# Исходный фрагмент
((
Если исходить из интереса к тому, как устроен утопический взгляд, в поле исследовательского рассмотрения попадут совершенно иные сюжеты. Вместо того чтобы присваивать тем или иным артефактам советского времени (или советскому времени в целом) утопический статус, придется задаться вопросом о том, как появляется инерция зрения, побуждающая видеть тут утопическое. В этой главе я попробую поработать с двумя самыми распространенными модусами описания урбанистического пространства «советской утопии» (они вовсе не обязательно противопоставляются друг другу, напротив, нередко смешиваются) – условно назовем их «тоталитарное пространство» и «странное пространство». Первый модус основывается на попытках «прочитать» город через призму рационального знания, то есть увидеть его во вполне определенных, хорошо известных контекстах – политических, исторических, социальных; метафора города-текста обычно становится в рамках этой оптики определяющей. В основе второго модуса лежит культивируемый смысловой сбой, остранение, экзотизация; не исключено, впрочем, что это лишь внешняя сторона сложного аффекта, который может обозначаться при помощи метафор сновидения или памяти. Я попытаюсь не столько деконструировать, сколько реконструировать подобные практики – последовать за ними, чтобы выяснить, почему когнитивным триггером в обоих случаях оказывается отсылка к утопии и что стоит за такого рода отсылкой.
))
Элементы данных
((
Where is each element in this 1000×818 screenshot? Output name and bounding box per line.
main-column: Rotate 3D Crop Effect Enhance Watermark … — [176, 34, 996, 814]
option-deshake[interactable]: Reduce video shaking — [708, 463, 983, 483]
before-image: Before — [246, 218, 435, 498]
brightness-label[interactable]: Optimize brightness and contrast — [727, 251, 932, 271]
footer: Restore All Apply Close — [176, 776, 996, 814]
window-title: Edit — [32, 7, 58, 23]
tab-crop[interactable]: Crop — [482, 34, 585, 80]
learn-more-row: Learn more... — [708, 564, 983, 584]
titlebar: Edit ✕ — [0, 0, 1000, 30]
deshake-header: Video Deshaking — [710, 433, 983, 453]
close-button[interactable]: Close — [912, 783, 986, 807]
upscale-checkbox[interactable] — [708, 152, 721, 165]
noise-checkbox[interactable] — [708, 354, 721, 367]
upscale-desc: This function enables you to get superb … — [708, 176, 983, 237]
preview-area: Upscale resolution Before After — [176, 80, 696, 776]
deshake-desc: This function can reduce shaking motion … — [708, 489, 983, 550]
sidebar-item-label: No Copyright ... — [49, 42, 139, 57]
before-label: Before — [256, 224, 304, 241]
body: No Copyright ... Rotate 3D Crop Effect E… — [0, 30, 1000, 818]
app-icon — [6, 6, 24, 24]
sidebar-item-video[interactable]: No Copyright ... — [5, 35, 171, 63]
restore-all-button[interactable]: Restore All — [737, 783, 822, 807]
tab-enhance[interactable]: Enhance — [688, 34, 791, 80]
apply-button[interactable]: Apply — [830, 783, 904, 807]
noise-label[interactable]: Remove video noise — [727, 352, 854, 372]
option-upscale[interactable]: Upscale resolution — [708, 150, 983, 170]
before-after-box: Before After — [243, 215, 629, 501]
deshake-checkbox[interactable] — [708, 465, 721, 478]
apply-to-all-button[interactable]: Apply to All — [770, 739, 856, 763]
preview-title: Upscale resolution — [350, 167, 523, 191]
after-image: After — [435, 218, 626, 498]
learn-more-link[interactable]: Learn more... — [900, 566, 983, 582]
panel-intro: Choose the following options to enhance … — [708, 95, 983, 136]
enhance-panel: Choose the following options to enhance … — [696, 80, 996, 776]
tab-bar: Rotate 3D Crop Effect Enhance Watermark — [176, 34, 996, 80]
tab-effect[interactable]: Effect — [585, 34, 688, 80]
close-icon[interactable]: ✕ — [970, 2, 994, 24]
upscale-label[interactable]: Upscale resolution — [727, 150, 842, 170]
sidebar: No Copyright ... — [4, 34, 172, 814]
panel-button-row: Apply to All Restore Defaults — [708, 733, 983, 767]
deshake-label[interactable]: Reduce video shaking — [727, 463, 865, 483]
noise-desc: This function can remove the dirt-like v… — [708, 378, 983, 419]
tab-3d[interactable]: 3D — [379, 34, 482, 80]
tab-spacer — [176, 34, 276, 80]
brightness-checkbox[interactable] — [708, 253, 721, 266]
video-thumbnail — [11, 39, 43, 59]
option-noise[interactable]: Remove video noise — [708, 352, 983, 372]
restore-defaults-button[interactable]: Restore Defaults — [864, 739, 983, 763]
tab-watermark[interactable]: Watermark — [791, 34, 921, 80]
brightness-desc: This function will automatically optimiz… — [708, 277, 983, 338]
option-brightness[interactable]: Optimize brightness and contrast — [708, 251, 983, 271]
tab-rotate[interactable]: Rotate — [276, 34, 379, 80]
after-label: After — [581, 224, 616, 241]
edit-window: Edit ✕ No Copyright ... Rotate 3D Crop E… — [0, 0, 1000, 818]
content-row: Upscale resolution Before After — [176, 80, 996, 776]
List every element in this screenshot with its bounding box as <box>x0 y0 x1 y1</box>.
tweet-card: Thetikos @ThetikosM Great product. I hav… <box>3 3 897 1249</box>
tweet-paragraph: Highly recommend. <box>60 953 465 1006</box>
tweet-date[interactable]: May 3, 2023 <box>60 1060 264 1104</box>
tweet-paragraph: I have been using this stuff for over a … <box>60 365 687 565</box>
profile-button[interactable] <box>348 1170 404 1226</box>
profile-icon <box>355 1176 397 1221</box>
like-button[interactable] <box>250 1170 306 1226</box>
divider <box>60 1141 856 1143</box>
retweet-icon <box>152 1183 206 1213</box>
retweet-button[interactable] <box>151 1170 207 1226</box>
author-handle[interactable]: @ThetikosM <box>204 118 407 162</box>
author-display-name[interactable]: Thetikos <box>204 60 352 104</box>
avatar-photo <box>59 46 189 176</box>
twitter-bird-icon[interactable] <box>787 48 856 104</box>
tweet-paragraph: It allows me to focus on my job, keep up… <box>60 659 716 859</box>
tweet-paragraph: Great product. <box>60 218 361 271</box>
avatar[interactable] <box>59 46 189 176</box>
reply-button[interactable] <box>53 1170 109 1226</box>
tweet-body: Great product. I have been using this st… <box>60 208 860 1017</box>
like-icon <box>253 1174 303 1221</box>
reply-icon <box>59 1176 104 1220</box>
))
# Задание
Перепечатайте фрагмент об утопическом взгляде на советское городское пространство целиком, символ в символ. Строки взяты из другого источника, не связанного с фрагментом.

# Ответ
Если исходить из интереса к тому, как устроен утопический взгляд, в поле исследовательского рассмотрения попадут совершенно иные сюжеты. Вместо того чтобы присваивать тем или иным артефактам советского времени (или советскому времени в целом) утопический статус, придется задаться вопросом о том, как появляется инерция зрения, побуждающая видеть тут утопическое. В этой главе я попробую поработать с двумя самыми распространенными модусами описания урбанистического пространства «советской утопии» (они вовсе не обязательно противопоставляются друг другу, напротив, нередко смешиваются) – условно назовем их «тоталитарное пространство» и «странное пространство». Первый модус основывается на попытках «прочитать» город через призму рационального знания, то есть увидеть его во вполне определенных, хорошо известных контекстах – политических, исторических, социальных; метафора города-текста обычно становится в рамках этой оптики определяющей. В основе второго модуса лежит культивируемый смысловой сбой, остранение, экзотизация; не исключено, впрочем, что это лишь внешняя сторона сложного аффекта, который может обозначаться при помощи метафор сновидения или памяти. Я попытаюсь не столько деконструировать, сколько реконструировать подобные практики – последовать за ними, чтобы выяснить, почему когнитивным триггером в обоих случаях оказывается отсылка к утопии и что стоит за такого рода отсылкой.